Copy each line in which the string "WATER" occurs.

▶

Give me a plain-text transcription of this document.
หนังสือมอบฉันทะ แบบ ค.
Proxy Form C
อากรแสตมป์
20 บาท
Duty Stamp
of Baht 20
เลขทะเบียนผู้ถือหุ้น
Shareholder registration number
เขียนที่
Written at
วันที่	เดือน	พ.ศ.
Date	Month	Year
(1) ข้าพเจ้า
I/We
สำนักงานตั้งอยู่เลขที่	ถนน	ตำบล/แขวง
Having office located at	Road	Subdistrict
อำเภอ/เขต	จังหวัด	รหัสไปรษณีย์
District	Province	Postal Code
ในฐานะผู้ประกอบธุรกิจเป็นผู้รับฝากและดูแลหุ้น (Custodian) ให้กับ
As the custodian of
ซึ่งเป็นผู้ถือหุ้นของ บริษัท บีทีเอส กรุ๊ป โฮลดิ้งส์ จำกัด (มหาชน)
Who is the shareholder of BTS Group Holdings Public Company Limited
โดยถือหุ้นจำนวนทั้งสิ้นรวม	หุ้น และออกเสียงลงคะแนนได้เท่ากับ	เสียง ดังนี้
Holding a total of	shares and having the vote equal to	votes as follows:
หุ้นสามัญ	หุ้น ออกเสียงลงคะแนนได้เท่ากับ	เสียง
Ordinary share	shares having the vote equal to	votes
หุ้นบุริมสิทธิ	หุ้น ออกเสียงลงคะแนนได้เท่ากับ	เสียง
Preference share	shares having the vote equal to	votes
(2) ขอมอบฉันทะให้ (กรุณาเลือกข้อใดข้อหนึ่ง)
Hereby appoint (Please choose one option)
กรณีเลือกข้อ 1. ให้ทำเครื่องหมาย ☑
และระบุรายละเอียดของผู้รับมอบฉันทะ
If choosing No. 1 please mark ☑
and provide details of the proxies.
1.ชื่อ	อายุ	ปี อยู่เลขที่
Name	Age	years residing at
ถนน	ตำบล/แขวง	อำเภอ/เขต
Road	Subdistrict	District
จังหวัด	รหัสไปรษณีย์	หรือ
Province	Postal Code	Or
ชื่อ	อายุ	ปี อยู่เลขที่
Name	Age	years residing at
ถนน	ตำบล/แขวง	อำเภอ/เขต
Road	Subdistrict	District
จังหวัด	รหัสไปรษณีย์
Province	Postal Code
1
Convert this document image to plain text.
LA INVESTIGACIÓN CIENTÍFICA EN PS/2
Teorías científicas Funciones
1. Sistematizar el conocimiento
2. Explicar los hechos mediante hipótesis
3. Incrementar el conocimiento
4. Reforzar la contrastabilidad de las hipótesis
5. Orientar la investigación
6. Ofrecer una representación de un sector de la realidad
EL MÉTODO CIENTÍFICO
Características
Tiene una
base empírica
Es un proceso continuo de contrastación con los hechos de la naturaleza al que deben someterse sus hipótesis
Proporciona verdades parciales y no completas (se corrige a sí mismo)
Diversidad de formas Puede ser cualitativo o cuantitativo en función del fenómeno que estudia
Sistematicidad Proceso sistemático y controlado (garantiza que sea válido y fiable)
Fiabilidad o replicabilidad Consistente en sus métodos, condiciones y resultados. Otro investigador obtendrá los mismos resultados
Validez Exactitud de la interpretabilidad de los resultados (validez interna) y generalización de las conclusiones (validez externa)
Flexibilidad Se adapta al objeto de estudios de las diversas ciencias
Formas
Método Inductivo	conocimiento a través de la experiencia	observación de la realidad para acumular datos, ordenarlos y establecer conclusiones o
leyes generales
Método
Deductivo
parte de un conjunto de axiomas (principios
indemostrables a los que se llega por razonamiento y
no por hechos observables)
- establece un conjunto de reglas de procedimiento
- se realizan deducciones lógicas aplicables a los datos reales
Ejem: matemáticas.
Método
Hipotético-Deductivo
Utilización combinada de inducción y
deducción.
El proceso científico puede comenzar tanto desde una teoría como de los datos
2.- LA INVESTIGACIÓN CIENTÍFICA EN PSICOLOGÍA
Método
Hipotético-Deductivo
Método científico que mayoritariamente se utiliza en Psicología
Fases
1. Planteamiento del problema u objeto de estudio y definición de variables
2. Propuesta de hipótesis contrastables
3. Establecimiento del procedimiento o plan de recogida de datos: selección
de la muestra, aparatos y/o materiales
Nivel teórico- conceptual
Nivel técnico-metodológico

◀
▶

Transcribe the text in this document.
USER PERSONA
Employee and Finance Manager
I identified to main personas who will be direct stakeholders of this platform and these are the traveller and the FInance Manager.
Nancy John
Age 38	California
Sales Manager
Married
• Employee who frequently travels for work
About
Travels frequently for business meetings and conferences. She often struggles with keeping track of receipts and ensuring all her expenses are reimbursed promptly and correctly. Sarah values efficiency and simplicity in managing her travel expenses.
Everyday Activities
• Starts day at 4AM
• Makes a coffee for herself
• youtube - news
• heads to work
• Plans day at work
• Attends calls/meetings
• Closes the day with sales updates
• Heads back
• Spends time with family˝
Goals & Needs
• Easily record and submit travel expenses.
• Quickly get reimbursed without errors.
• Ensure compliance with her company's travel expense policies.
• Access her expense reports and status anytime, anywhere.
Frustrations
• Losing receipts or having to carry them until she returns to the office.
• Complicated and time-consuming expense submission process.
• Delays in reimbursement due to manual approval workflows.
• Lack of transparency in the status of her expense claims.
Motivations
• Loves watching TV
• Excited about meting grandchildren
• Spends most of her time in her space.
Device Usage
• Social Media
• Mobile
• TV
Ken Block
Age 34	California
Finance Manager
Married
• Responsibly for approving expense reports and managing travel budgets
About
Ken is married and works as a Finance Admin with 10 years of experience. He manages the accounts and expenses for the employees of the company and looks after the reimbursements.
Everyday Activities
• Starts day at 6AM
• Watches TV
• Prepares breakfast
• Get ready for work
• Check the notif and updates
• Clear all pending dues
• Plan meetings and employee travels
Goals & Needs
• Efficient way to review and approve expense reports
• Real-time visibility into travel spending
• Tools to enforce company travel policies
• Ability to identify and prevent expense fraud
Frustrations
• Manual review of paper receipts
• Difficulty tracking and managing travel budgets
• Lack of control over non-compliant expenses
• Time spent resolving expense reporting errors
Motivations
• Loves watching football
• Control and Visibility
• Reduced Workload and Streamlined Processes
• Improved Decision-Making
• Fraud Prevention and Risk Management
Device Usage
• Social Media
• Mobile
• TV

◀
▶

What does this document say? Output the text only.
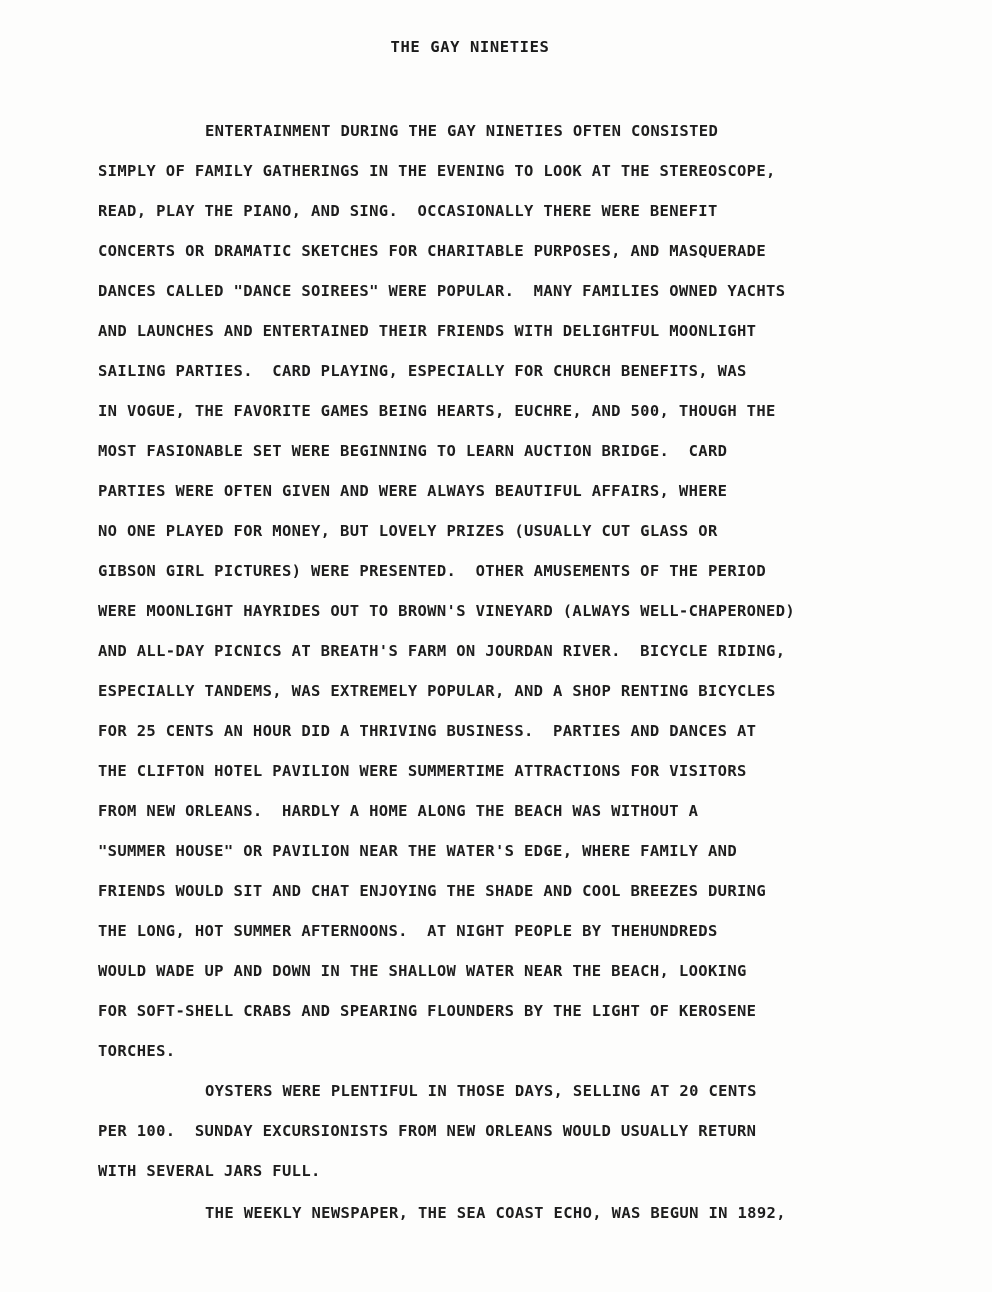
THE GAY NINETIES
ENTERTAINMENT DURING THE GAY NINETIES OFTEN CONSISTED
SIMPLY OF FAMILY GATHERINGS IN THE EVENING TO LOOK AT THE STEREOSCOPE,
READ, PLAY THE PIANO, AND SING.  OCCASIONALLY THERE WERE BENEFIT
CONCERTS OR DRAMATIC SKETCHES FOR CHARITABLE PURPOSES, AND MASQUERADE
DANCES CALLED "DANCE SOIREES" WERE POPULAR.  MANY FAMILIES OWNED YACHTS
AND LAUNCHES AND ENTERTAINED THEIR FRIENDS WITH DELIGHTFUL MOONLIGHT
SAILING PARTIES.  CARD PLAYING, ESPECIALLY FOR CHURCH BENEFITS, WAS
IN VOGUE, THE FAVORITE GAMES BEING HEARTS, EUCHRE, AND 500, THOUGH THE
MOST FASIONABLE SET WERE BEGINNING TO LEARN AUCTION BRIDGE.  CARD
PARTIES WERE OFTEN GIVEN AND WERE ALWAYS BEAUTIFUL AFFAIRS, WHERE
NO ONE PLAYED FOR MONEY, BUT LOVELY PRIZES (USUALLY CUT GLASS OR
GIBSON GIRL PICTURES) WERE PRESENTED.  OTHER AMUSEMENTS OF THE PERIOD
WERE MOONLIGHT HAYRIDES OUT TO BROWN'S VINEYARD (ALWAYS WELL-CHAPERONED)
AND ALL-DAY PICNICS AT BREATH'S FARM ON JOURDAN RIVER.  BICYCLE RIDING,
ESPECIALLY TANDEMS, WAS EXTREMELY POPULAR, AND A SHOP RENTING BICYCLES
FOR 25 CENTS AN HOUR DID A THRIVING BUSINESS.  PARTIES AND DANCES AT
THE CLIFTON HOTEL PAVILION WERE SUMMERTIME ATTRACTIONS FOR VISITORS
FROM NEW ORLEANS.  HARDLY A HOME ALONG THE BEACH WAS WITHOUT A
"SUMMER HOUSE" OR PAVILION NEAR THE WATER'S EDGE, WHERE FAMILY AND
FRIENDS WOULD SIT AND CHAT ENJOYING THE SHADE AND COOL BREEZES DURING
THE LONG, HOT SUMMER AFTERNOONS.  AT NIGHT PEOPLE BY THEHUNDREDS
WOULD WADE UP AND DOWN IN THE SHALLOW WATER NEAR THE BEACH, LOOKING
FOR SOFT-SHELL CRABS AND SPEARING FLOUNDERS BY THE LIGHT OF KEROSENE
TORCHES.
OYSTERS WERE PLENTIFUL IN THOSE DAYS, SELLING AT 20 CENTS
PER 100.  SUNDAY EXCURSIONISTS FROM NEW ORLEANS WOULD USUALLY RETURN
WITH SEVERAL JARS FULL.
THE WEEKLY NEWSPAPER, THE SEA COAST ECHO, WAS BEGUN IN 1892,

◀

__Exercise output__:
"SUMMER HOUSE" OR PAVILION NEAR THE WATER'S EDGE, WHERE FAMILY AND
WOULD WADE UP AND DOWN IN THE SHALLOW WATER NEAR THE BEACH, LOOKING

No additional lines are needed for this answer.